Collect all lines from the listing that include the string "effluves".

### EXTRACTED MATERIAL
=====

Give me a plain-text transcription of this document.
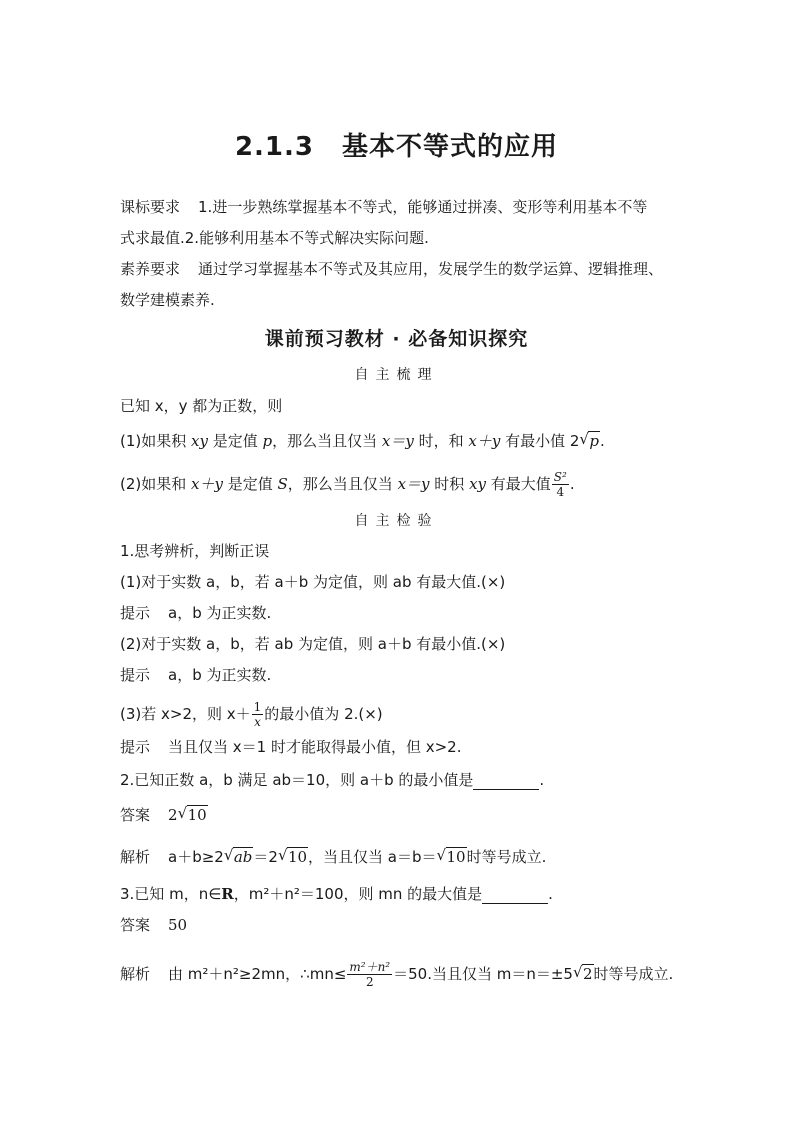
2.1.3 基本不等式的应用
课标要求 1.进一步熟练掌握基本不等式，能够通过拼凑、变形等利用基本不等
式求最值.2.能够利用基本不等式解决实际问题.
素养要求 通过学习掌握基本不等式及其应用，发展学生的数学运算、逻辑推理、
数学建模素养.
课前预习教材 · 必备知识探究
自主梳理
已知 x，y 都为正数，则
(1)如果积 xy 是定值 p，那么当且仅当 x＝y 时，和 x＋y 有最小值 2 √ p.
(2)如果和 x＋y 是定值 S，那么当且仅当 x＝y 时积 xy 有最大值 $\frac{\text{S²}}{4}$ .
自主检验
1.思考辨析，判断正误
(1)对于实数 a，b，若 a＋b 为定值，则 ab 有最大值.(×)
提示 a，b 为正实数.
(2)对于实数 a，b，若 ab 为定值，则 a＋b 有最小值.(×)
提示 a，b 为正实数.
(3)若 x>2，则 $x+ \frac{1}{x}$ 的最小值为 2.(×)
提示 当且仅当 x＝1 时才能取得最小值，但 x>2.
2.已知正数 a，b 满足 ab＝10，则 a＋b 的最小值是	.
答案 2 √ 10
解析 a＋b≥2 √ ab＝2 √ 10，当且仅当 a＝b＝ √ 10时等号成立.
3.已知 m，n∈R，m²＋n²＝100，则 mn 的最大值是	.
答案 50
解析 由 m²＋n²≥2mn，∴mn≤ $\frac{\text{m²＋n²}}{2} =50$.当且仅当 m＝n＝±5 √ 2时等号成立.
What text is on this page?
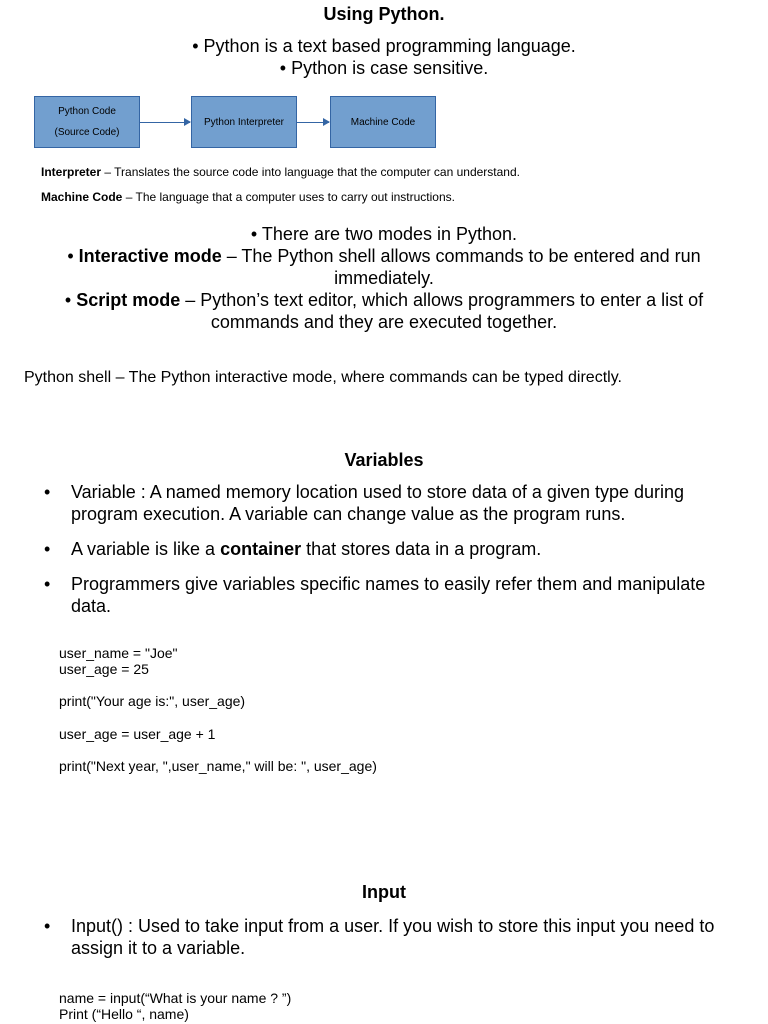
Using Python.
• Python is a text based programming language.
• Python is case sensitive.
Python Code
(Source Code)
Python Interpreter	Machine Code
Interpreter – Translates the source code into language that the computer can understand.
Machine Code – The language that a computer uses to carry out instructions.
• There are two modes in Python.
• Interactive mode – The Python shell allows commands to be entered and run immediately.
• Script mode – Python’s text editor, which allows programmers to enter a list of commands and they are executed together.
Python shell – The Python interactive mode, where commands can be typed directly.
Variables
• Variable : A named memory location used to store data of a given type during program execution. A variable can change value as the program runs.
• A variable is like a container that stores data in a program.
• Programmers give variables specific names to easily refer them and manipulate data.
user_name = "Joe"
user_age = 25
print("Your age is:", user_age)
user_age = user_age + 1
print("Next year, ",user_name," will be: ", user_age)
Input
• Input() : Used to take input from a user. If you wish to store this input you need to assign it to a variable.
name = input(“What is your name ? ”)
Print (“Hello “, name)
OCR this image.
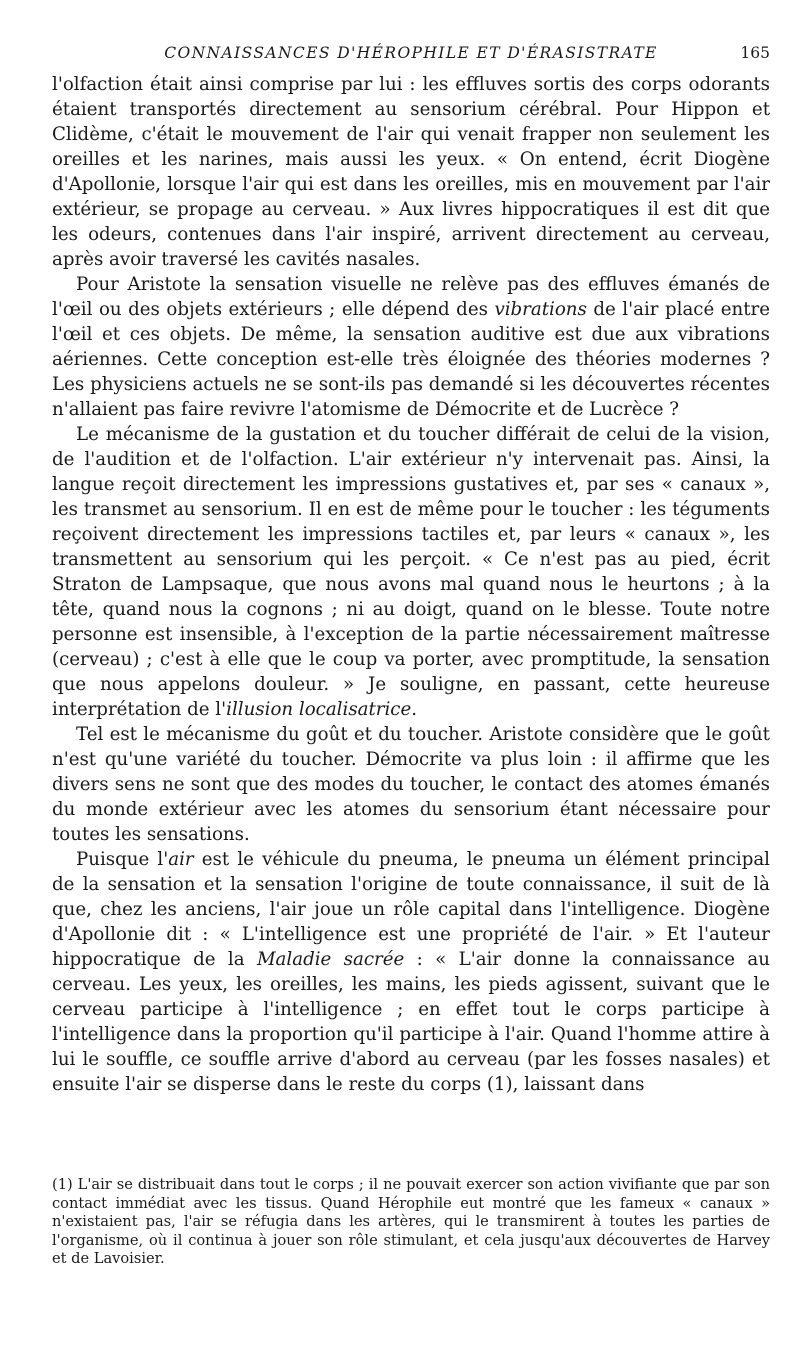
CONNAISSANCES D'HÉROPHILE ET D'ÉRASISTRATE	165

l'olfaction était ainsi comprise par lui : les effluves sortis des corps odorants étaient transportés directement au sensorium cérébral. Pour Hippon et Clidème, c'était le mouvement de l'air qui venait frapper non seulement les oreilles et les narines, mais aussi les yeux. « On entend, écrit Diogène d'Apollonie, lorsque l'air qui est dans les oreilles, mis en mouvement par l'air extérieur, se propage au cerveau. » Aux livres hippocratiques il est dit que les odeurs, contenues dans l'air inspiré, arrivent directement au cerveau, après avoir traversé les cavités nasales.

Pour Aristote la sensation visuelle ne relève pas des effluves émanés de l'œil ou des objets extérieurs ; elle dépend des vibrations de l'air placé entre l'œil et ces objets. De même, la sensation auditive est due aux vibrations aériennes. Cette conception est-elle très éloignée des théories modernes ? Les physiciens actuels ne se sont-ils pas demandé si les découvertes récentes n'allaient pas faire revivre l'atomisme de Démocrite et de Lucrèce ?

Le mécanisme de la gustation et du toucher différait de celui de la vision, de l'audition et de l'olfaction. L'air extérieur n'y intervenait pas. Ainsi, la langue reçoit directement les impressions gustatives et, par ses « canaux », les transmet au sensorium. Il en est de même pour le toucher : les téguments reçoivent directement les impressions tactiles et, par leurs « canaux », les transmettent au sensorium qui les perçoit. « Ce n'est pas au pied, écrit Straton de Lampsaque, que nous avons mal quand nous le heurtons ; à la tête, quand nous la cognons ; ni au doigt, quand on le blesse. Toute notre personne est insensible, à l'exception de la partie nécessairement maîtresse (cerveau) ; c'est à elle que le coup va porter, avec promptitude, la sensation que nous appelons douleur. » Je souligne, en passant, cette heureuse interprétation de l'illusion localisatrice.

Tel est le mécanisme du goût et du toucher. Aristote considère que le goût n'est qu'une variété du toucher. Démocrite va plus loin : il affirme que les divers sens ne sont que des modes du toucher, le contact des atomes émanés du monde extérieur avec les atomes du sensorium étant nécessaire pour toutes les sensations.

Puisque l'air est le véhicule du pneuma, le pneuma un élément principal de la sensation et la sensation l'origine de toute connaissance, il suit de là que, chez les anciens, l'air joue un rôle capital dans l'intelligence. Diogène d'Apollonie dit : « L'intelligence est une propriété de l'air. » Et l'auteur hippocratique de la Maladie sacrée : « L'air donne la connaissance au cerveau. Les yeux, les oreilles, les mains, les pieds agissent, suivant que le cerveau participe à l'intelligence ; en effet tout le corps participe à l'intelligence dans la proportion qu'il participe à l'air. Quand l'homme attire à lui le souffle, ce souffle arrive d'abord au cerveau (par les fosses nasales) et ensuite l'air se disperse dans le reste du corps (1), laissant dans

(1) L'air se distribuait dans tout le corps ; il ne pouvait exercer son action vivifiante que par son contact immédiat avec les tissus. Quand Hérophile eut montré que les fameux « canaux » n'existaient pas, l'air se réfugia dans les artères, qui le transmirent à toutes les parties de l'organisme, où il continua à jouer son rôle stimulant, et cela jusqu'aux découvertes de Harvey et de Lavoisier.
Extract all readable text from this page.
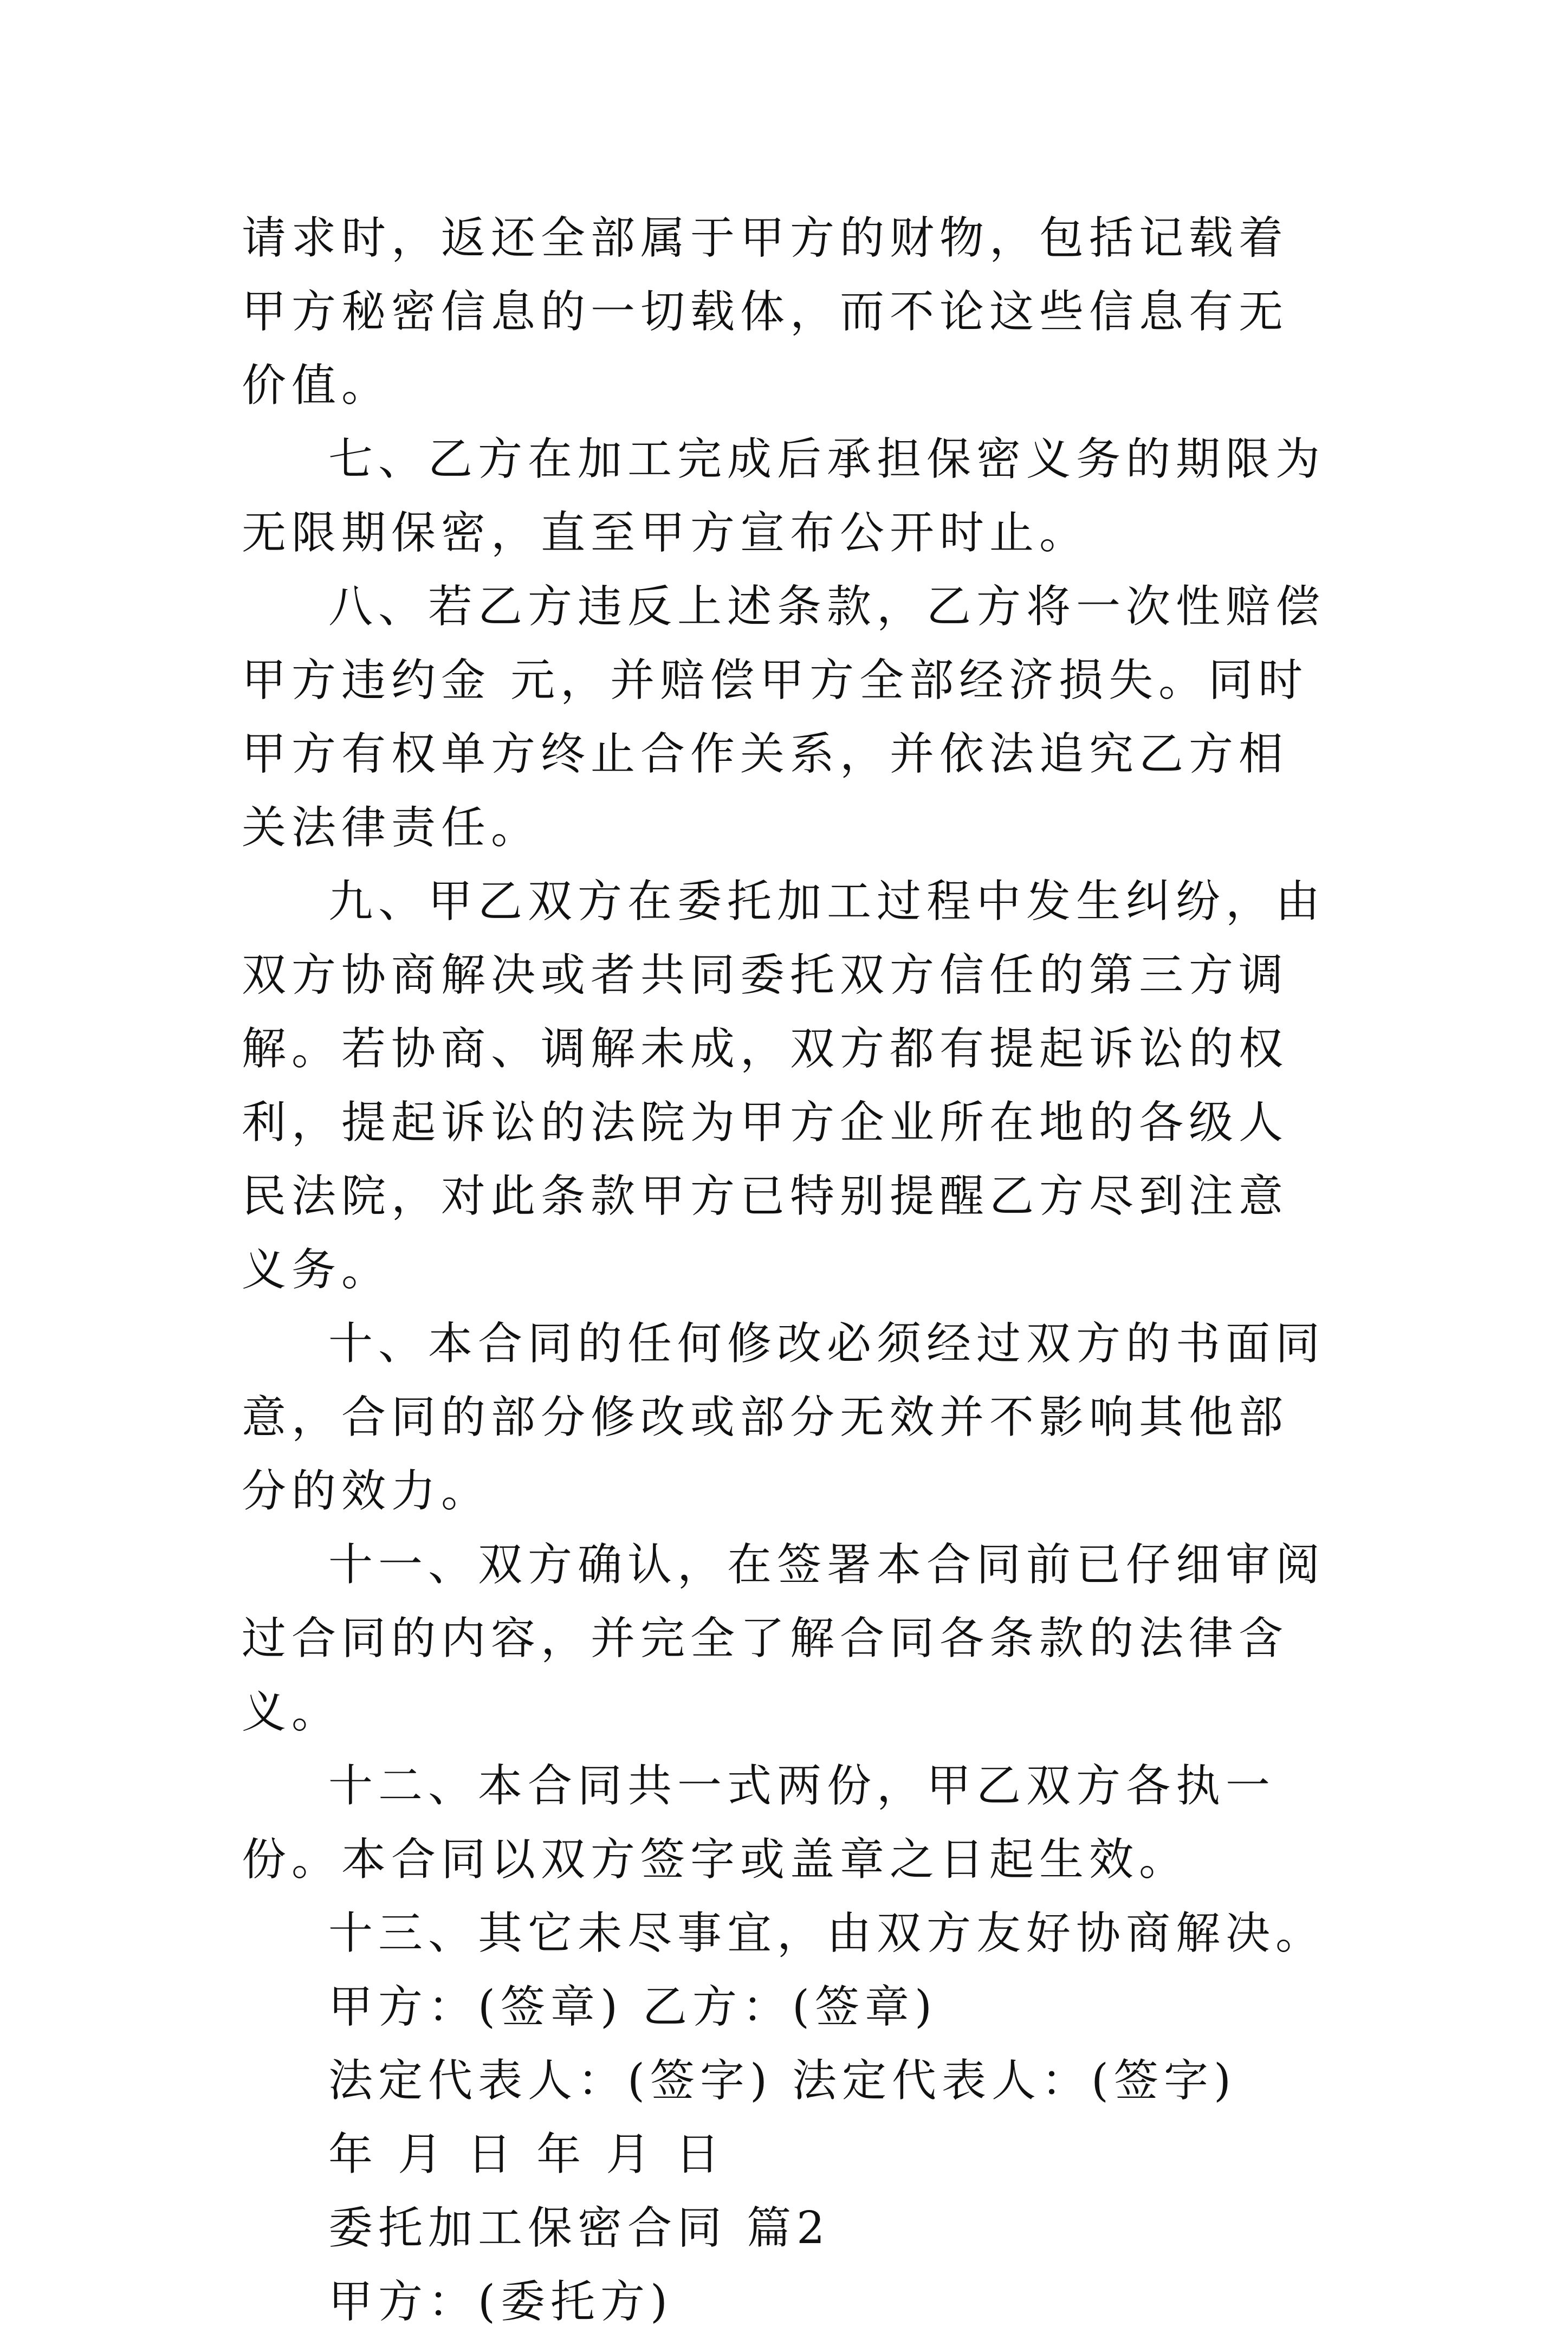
请求时，返还全部属于甲方的财物，包括记载着甲方秘密信息的一切载体，而不论这些信息有无价值。

七、乙方在加工完成后承担保密义务的期限为无限期保密，直至甲方宣布公开时止。

八、若乙方违反上述条款，乙方将一次性赔偿甲方违约金 元，并赔偿甲方全部经济损失。同时甲方有权单方终止合作关系，并依法追究乙方相关法律责任。

九、甲乙双方在委托加工过程中发生纠纷，由双方协商解决或者共同委托双方信任的第三方调解。若协商、调解未成，双方都有提起诉讼的权利，提起诉讼的法院为甲方企业所在地的各级人民法院，对此条款甲方已特别提醒乙方尽到注意义务。

十、本合同的任何修改必须经过双方的书面同意，合同的部分修改或部分无效并不影响其他部分的效力。

十一、双方确认，在签署本合同前已仔细审阅过合同的内容，并完全了解合同各条款的法律含义。

十二、本合同共一式两份，甲乙双方各执一份。本合同以双方签字或盖章之日起生效。

十三、其它未尽事宜，由双方友好协商解决。

甲方：(签章) 乙方：(签章)

法定代表人：(签字) 法定代表人：(签字)

年 月 日 年 月 日

委托加工保密合同 篇2

甲方：(委托方)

=====

### RIGHT ANSWER
l'olfaction était ainsi comprise par lui : les effluves sortis des corps odorants étaient transportés directement au sensorium cérébral. Pour Hippon et Clidème, c'était le mouvement de l'air qui venait frapper non seulement les oreilles et les narines, mais aussi les yeux. « On entend, écrit Diogène d'Apollonie, lorsque l'air qui est dans les oreilles, mis en mouvement par l'air extérieur, se propage au cerveau. » Aux livres hippocratiques il est dit que les odeurs, contenues dans l'air inspiré, arrivent directement au cerveau, après avoir traversé les cavités nasales.
Pour Aristote la sensation visuelle ne relève pas des effluves émanés de l'œil ou des objets extérieurs ; elle dépend des vibrations de l'air placé entre l'œil et ces objets. De même, la sensation auditive est due aux vibrations aériennes. Cette conception est-elle très éloignée des théories modernes ? Les physiciens actuels ne se sont-ils pas demandé si les découvertes récentes n'allaient pas faire revivre l'atomisme de Démocrite et de Lucrèce ?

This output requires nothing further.